**ИСХОДНЫЙ ФРАГМЕНТ**

════

Мы вновь встречаемся с процессом, уже знакомым по «Плутонии» В. А. Обручева: волшебно-сказочный образ, оказываясь своеобразным архетипом, в литературном повествовании порождает ряд персонажей, перераспределяющих функции архетипа (от персонажей-двойников до персонажей, враждебных друг другу). Правда, в «Аэлите» наблюдается иная, более сложная форма этого процесса, нежели в «Плутонии». В «Плутонии» в соответствии с логикой фольклорного сказочного первообраза персонажи-двойники были лишены характеров. В «Аэлите» Лось и Гусев — не двойники и уже наделены яркими характерами (поэтому, кстати сказать, «Плутония» полностью укладывается в рамки собственно научно-фантастической проблематики, а «Аэлита» далеко за эти рамки выходит[437]).

════

**СПИСОК ДАННЫХ**
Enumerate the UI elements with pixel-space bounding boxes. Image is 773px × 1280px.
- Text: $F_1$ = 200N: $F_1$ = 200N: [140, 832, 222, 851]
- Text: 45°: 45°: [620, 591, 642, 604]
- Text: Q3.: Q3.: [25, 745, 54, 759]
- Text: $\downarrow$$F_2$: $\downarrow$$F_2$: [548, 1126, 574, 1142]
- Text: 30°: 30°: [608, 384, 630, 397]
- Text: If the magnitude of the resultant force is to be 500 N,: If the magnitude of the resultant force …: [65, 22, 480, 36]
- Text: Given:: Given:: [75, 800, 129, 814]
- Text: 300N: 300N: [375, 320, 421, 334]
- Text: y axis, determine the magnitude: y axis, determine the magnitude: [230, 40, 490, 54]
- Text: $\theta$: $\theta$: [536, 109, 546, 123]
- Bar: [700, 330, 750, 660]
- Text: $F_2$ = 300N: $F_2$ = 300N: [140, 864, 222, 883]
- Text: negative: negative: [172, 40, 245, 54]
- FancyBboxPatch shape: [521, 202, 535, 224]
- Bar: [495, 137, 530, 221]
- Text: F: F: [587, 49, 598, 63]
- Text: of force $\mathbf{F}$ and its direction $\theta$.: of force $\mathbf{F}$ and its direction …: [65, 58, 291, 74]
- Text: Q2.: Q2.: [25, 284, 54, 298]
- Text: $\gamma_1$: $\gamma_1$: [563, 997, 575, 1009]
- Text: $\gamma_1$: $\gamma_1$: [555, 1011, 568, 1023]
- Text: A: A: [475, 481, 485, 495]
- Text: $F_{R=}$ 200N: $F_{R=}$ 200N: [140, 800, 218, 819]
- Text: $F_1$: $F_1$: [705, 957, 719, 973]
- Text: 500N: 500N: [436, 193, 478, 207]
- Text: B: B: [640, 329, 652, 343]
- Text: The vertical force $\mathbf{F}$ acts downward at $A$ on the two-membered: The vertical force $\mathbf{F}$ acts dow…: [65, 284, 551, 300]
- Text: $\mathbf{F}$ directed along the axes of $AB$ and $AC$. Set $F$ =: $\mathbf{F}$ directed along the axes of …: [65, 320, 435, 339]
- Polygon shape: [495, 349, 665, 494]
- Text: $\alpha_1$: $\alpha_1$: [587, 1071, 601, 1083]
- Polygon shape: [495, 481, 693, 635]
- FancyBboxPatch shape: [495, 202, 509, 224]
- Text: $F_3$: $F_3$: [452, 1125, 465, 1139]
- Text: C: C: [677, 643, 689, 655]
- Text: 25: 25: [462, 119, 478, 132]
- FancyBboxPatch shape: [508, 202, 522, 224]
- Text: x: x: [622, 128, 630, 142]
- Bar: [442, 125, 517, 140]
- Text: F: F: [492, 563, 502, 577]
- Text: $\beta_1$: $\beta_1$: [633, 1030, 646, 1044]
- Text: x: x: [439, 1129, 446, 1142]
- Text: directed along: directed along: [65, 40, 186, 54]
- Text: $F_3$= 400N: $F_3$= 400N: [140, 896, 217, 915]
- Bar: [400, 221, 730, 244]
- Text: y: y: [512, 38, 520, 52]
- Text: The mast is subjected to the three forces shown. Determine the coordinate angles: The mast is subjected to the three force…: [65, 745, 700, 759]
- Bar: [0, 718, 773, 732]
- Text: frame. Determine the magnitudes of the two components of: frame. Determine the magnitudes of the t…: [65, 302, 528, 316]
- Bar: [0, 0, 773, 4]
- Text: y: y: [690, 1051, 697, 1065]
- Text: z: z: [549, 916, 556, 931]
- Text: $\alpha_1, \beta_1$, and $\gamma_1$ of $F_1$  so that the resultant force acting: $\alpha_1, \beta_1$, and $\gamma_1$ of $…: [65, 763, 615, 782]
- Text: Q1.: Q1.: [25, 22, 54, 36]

════

**ЗАДАНИЯ**
1 – Какие персонажи «Аэлиты» названы во фрагменте не двойниками, а наделёнными яркими характерами?
2 – Представьте строки записей от начала записей до строки, содержащей «- Text: Q2.: Q2.: [25, 284, 54, 298]», включительно в виде JSON-списка строк, по одному элементу на каждую строку, без пустых строк.

**ОТВЕТЫ К УПРАЖНЕНИЮ**
1 – Лось и Гусев.

2 –
[
  "Enumerate the UI elements with pixel-space bounding boxes. Image is 773px × 1280px.",
  "- Text: $F_1$ = 200N: $F_1$ = 200N: [140, 832, 222, 851]",
  "- Text: 45°: 45°: [620, 591, 642, 604]",
  "- Text: Q3.: Q3.: [25, 745, 54, 759]",
  "- Text: $\\downarrow$$F_2$: $\\downarrow$$F_2$: [548, 1126, 574, 1142]",
  "- Text: 30°: 30°: [608, 384, 630, 397]",
  "- Text: If the magnitude of the resultant force is to be 500 N,: If the magnitude of the resultant force …: [65, 22, 480, 36]",
  "- Text: Given:: Given:: [75, 800, 129, 814]",
  "- Text: 300N: 300N: [375, 320, 421, 334]",
  "- Text: y axis, determine the magnitude: y axis, determine the magnitude: [230, 40, 490, 54]",
  "- Text: $\\theta$: $\\theta$: [536, 109, 546, 123]",
  "- Bar: [700, 330, 750, 660]",
  "- Text: $F_2$ = 300N: $F_2$ = 300N: [140, 864, 222, 883]",
  "- Text: negative: negative: [172, 40, 245, 54]",
  "- FancyBboxPatch shape: [521, 202, 535, 224]",
  "- Bar: [495, 137, 530, 221]",
  "- Text: F: F: [587, 49, 598, 63]",
  "- Text: of force $\\mathbf{F}$ and its direction $\\theta$.: of force $\\mathbf{F}$ and its direction …: [65, 58, 291, 74]",
  "- Text: Q2.: Q2.: [25, 284, 54, 298]"
]